SHORT TASK:
Format every line of the items below as a Markdown table with two columns, Row and Entry, numbering the rows in order and omitting blank lines.

MATERIAL PROVIDED:
----------------------------------------

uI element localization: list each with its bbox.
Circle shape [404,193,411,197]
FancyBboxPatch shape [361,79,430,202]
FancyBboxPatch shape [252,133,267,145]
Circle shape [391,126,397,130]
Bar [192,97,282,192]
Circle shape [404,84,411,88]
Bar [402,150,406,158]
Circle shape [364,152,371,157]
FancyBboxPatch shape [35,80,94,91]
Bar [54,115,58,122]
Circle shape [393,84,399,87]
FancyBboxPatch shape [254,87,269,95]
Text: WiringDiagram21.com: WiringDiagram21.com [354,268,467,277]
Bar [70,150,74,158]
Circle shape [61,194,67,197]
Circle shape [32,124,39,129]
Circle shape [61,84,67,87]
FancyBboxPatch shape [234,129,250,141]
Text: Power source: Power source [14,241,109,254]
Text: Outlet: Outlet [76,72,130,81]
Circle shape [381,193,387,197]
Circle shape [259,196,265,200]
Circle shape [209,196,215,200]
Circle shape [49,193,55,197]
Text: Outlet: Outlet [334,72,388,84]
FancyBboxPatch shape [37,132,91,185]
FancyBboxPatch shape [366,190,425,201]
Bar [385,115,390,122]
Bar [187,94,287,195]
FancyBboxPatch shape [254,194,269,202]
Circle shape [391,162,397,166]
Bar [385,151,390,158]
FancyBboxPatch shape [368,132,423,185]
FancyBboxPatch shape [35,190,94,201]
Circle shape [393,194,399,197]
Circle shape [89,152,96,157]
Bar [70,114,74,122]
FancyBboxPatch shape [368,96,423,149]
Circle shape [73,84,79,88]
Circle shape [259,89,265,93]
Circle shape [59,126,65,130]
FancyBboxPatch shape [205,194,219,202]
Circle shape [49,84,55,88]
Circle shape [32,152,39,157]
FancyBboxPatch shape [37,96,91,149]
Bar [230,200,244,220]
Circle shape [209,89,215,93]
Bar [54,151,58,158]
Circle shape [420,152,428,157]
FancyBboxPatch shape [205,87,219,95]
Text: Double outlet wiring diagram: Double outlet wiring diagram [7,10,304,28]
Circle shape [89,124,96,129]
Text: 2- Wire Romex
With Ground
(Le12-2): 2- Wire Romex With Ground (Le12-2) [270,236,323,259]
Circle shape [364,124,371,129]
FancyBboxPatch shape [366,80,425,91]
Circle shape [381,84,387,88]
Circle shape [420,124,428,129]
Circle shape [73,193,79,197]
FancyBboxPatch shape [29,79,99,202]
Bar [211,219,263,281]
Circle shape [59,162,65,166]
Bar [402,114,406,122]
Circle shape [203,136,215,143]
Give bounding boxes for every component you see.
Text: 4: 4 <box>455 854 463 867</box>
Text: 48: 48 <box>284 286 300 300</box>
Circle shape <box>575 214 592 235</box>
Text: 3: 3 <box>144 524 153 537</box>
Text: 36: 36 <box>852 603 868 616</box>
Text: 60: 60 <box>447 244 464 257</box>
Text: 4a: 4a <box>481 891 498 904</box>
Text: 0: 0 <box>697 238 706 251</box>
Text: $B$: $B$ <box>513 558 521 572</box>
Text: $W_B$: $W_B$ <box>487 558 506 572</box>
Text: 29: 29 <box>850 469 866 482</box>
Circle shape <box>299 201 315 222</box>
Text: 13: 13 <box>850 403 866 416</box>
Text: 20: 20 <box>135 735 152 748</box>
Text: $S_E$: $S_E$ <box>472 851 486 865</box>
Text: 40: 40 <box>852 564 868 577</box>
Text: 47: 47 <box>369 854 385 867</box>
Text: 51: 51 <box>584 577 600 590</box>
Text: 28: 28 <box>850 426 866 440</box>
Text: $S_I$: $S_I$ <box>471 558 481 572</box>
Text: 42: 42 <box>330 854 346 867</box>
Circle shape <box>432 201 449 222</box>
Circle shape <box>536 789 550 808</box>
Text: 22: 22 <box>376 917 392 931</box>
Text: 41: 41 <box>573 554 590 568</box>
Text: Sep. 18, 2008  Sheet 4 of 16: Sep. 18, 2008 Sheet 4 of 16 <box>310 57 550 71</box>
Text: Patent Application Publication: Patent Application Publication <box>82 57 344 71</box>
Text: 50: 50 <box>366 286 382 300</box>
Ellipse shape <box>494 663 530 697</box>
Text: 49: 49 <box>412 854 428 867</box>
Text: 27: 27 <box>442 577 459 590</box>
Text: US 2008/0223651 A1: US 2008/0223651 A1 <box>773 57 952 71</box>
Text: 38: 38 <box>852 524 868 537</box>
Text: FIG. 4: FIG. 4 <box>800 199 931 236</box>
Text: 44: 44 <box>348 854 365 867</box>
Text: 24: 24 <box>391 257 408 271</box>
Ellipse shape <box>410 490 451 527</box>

----------------------------------------

SOLUTION TO THIS EXERCISE:
| Row | Entry |
|---|---|
| 1 | uI element localization: list each with its bbox. |
| 2 | Circle shape [404,193,411,197] |
| 3 | FancyBboxPatch shape [361,79,430,202] |
| 4 | FancyBboxPatch shape [252,133,267,145] |
| 5 | Circle shape [391,126,397,130] |
| 6 | Bar [192,97,282,192] |
| 7 | Circle shape [404,84,411,88] |
| 8 | Bar [402,150,406,158] |
| 9 | Circle shape [364,152,371,157] |
| 10 | FancyBboxPatch shape [35,80,94,91] |
| 11 | Bar [54,115,58,122] |
| 12 | Circle shape [393,84,399,87] |
| 13 | FancyBboxPatch shape [254,87,269,95] |
| 14 | Text: WiringDiagram21.com: WiringDiagram21.com [354,268,467,277] |
| 15 | Bar [70,150,74,158] |
| 16 | Circle shape [61,194,67,197] |
| 17 | Circle shape [32,124,39,129] |
| 18 | Circle shape [61,84,67,87] |
| 19 | FancyBboxPatch shape [234,129,250,141] |
| 20 | Text: Power source: Power source [14,241,109,254] |
| 21 | Text: Outlet: Outlet [76,72,130,81] |
| 22 | Circle shape [381,193,387,197] |
| 23 | Circle shape [259,196,265,200] |
| 24 | Circle shape [209,196,215,200] |
| 25 | Circle shape [49,193,55,197] |
| 26 | Text: Outlet: Outlet [334,72,388,84] |
| 27 | FancyBboxPatch shape [37,132,91,185] |
| 28 | FancyBboxPatch shape [366,190,425,201] |
| 29 | Bar [385,115,390,122] |
| 30 | Bar [187,94,287,195] |
| 31 | FancyBboxPatch shape [254,194,269,202] |
| 32 | Circle shape [391,162,397,166] |
| 33 | Bar [385,151,390,158] |
| 34 | FancyBboxPatch shape [368,132,423,185] |
| 35 | FancyBboxPatch shape [35,190,94,201] |
| 36 | Circle shape [393,194,399,197] |
| 37 | Circle shape [89,152,96,157] |
| 38 | Bar [70,114,74,122] |
| 39 | FancyBboxPatch shape [368,96,423,149] |
| 40 | Circle shape [73,84,79,88] |
| 41 | Circle shape [259,89,265,93] |
| 42 | Circle shape [59,126,65,130] |
| 43 | FancyBboxPatch shape [205,194,219,202] |
| 44 | Circle shape [49,84,55,88] |
| 45 | Circle shape [32,152,39,157] |
| 46 | FancyBboxPatch shape [37,96,91,149] |
| 47 | Bar [230,200,244,220] |
| 48 | Circle shape [209,89,215,93] |
| 49 | Bar [54,151,58,158] |
| 50 | Circle shape [420,152,428,157] |
| 51 | FancyBboxPatch shape [205,87,219,95] |
| 52 | Text: Double outlet wiring diagram: Double outlet wiring diagram [7,10,304,28] |
| 53 | Circle shape [89,124,96,129] |
| 54 | Text: 2- Wire Romex |
| 55 | With Ground |
| 56 | (Le12-2): 2- Wire Romex With Ground (Le12-2) [270,236,323,259] |
| 57 | Circle shape [364,124,371,129] |
| 58 | FancyBboxPatch shape [366,80,425,91] |
| 59 | Circle shape [381,84,387,88] |
| 60 | Circle shape [420,124,428,129] |
| 61 | Circle shape [73,193,79,197] |
| 62 | FancyBboxPatch shape [29,79,99,202] |
| 63 | Bar [211,219,263,281] |
| 64 | Circle shape [59,162,65,166] |
| 65 | Bar [402,114,406,122] |
| 66 | Circle shape [203,136,215,143] |
| 67 | Give bounding boxes for every component you see. |
| 68 | Text: 4: 4 <box>455 854 463 867</box> |
| 69 | Text: 48: 48 <box>284 286 300 300</box> |
| 70 | Circle shape <box>575 214 592 235</box> |
| 71 | Text: 3: 3 <box>144 524 153 537</box> |
| 72 | Text: 36: 36 <box>852 603 868 616</box> |
| 73 | Text: 60: 60 <box>447 244 464 257</box> |
| 74 | Text: 4a: 4a <box>481 891 498 904</box> |
| 75 | Text: 0: 0 <box>697 238 706 251</box> |
| 76 | Text: $B$: $B$ <box>513 558 521 572</box> |
| 77 | Text: $W_B$: $W_B$ <box>487 558 506 572</box> |
| 78 | Text: 29: 29 <box>850 469 866 482</box> |
| 79 | Circle shape <box>299 201 315 222</box> |
| 80 | Text: 13: 13 <box>850 403 866 416</box> |
| 81 | Text: 20: 20 <box>135 735 152 748</box> |
| 82 | Text: $S_E$: $S_E$ <box>472 851 486 865</box> |
| 83 | Text: 40: 40 <box>852 564 868 577</box> |
| 84 | Text: 47: 47 <box>369 854 385 867</box> |
| 85 | Text: 51: 51 <box>584 577 600 590</box> |
| 86 | Text: 28: 28 <box>850 426 866 440</box> |
| 87 | Text: $S_I$: $S_I$ <box>471 558 481 572</box> |
| 88 | Text: 42: 42 <box>330 854 346 867</box> |
| 89 | Circle shape <box>432 201 449 222</box> |
| 90 | Circle shape <box>536 789 550 808</box> |
| 91 | Text: 22: 22 <box>376 917 392 931</box> |
| 92 | Text: 41: 41 <box>573 554 590 568</box> |
| 93 | Text: Sep. 18, 2008  Sheet 4 of 16: Sep. 18, 2008 Sheet 4 of 16 <box>310 57 550 71</box> |
| 94 | Text: Patent Application Publication: Patent Application Publication <box>82 57 344 71</box> |
| 95 | Text: 50: 50 <box>366 286 382 300</box> |
| 96 | Ellipse shape <box>494 663 530 697</box> |
| 97 | Text: 49: 49 <box>412 854 428 867</box> |
| 98 | Text: 27: 27 <box>442 577 459 590</box> |
| 99 | Text: US 2008/0223651 A1: US 2008/0223651 A1 <box>773 57 952 71</box> |
| 100 | Text: 38: 38 <box>852 524 868 537</box> |
| 101 | Text: FIG. 4: FIG. 4 <box>800 199 931 236</box> |
| 102 | Text: 44: 44 <box>348 854 365 867</box> |
| 103 | Text: 24: 24 <box>391 257 408 271</box> |
| 104 | Ellipse shape <box>410 490 451 527</box> |